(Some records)
-----
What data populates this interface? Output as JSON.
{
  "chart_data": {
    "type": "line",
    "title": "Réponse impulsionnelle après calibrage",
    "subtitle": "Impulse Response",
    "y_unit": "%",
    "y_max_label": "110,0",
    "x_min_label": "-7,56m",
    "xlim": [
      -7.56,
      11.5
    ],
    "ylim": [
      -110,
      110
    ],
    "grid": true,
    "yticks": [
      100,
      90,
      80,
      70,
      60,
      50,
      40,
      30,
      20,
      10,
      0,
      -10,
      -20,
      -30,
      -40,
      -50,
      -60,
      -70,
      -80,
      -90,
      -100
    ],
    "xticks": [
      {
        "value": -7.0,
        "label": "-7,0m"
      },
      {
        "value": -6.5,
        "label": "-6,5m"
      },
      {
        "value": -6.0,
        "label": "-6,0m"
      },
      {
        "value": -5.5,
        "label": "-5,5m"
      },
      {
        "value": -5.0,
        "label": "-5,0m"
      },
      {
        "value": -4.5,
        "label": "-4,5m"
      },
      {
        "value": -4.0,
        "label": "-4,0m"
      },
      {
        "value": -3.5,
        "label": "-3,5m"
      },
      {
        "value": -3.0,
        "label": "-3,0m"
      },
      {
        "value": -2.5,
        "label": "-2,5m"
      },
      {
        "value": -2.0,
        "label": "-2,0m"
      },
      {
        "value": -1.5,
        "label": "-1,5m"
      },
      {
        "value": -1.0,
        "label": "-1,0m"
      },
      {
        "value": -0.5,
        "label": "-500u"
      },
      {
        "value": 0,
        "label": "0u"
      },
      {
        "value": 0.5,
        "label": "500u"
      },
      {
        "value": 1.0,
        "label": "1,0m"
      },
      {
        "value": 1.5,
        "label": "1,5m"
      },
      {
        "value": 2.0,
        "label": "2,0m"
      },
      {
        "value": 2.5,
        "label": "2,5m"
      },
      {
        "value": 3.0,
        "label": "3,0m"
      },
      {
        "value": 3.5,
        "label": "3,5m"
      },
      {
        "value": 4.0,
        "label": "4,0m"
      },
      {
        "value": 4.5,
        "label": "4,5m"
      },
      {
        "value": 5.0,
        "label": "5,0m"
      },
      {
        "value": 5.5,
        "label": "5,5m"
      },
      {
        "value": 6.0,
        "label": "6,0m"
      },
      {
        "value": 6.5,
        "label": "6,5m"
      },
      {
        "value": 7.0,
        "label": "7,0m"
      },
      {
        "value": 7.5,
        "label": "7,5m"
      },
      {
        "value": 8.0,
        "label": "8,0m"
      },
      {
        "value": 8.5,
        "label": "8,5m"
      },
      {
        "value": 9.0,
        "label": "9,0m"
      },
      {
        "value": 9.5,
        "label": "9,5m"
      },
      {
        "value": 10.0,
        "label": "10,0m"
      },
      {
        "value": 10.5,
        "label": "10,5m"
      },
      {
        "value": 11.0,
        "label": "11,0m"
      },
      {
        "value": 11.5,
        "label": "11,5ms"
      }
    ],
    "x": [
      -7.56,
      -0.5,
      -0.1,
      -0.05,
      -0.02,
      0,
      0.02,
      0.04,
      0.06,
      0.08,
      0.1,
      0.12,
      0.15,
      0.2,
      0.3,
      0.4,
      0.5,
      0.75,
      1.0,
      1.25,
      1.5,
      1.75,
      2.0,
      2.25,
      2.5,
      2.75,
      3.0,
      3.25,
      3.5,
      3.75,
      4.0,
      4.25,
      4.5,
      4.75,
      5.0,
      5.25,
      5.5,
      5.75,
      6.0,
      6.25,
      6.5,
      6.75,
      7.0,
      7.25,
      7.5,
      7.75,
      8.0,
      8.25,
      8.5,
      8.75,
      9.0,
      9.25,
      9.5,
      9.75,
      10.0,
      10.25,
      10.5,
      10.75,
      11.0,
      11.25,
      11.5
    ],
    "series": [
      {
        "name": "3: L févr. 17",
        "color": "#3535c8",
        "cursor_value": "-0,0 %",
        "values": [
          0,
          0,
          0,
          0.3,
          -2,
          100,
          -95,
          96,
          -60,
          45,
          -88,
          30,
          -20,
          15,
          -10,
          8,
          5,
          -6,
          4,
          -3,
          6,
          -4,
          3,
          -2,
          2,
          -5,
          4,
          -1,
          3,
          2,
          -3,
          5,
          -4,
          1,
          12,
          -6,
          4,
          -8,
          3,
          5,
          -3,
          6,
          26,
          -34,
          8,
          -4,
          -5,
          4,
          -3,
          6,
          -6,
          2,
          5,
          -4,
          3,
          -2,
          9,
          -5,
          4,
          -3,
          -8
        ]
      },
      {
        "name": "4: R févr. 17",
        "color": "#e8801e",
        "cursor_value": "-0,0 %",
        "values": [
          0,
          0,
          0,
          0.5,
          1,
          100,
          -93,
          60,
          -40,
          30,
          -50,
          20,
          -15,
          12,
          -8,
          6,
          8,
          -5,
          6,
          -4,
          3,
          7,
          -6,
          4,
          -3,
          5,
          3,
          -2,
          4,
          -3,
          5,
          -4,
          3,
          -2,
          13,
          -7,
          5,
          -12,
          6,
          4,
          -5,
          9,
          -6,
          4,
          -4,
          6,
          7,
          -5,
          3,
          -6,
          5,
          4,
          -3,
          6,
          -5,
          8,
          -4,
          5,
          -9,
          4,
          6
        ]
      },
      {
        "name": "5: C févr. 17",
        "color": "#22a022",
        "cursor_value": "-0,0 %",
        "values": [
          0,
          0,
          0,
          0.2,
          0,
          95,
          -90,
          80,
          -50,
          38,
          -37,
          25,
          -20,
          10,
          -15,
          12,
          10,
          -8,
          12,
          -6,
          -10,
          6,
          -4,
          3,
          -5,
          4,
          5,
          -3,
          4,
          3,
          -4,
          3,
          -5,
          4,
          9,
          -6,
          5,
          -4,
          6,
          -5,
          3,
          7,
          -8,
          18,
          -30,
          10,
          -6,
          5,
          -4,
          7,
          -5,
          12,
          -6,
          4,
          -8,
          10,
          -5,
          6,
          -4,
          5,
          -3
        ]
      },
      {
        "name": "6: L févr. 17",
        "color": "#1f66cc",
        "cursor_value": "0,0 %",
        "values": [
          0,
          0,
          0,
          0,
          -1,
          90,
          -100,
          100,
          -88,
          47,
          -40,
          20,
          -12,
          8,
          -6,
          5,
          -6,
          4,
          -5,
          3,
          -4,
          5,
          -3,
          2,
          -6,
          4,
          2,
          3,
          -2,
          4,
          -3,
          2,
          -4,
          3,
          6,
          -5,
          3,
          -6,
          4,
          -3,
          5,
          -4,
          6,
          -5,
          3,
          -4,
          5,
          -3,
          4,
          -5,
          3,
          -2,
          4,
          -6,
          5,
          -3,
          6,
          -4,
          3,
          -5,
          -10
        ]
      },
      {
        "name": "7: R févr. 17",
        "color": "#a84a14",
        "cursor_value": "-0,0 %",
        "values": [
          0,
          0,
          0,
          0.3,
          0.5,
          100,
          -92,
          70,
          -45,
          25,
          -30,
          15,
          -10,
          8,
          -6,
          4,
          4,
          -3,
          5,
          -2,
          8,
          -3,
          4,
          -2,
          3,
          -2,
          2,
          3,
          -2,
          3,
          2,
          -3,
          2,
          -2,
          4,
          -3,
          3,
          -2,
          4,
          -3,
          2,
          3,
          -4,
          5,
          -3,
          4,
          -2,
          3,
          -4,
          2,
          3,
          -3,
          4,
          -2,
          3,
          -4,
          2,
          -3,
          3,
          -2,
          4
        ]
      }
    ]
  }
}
-----
Lines that include the word "name" are to be extracted from the data above.

        "name": "3: L févr. 17",
        "name": "4: R févr. 17",
        "name": "5: C févr. 17",
        "name": "6: L févr. 17",
        "name": "7: R févr. 17",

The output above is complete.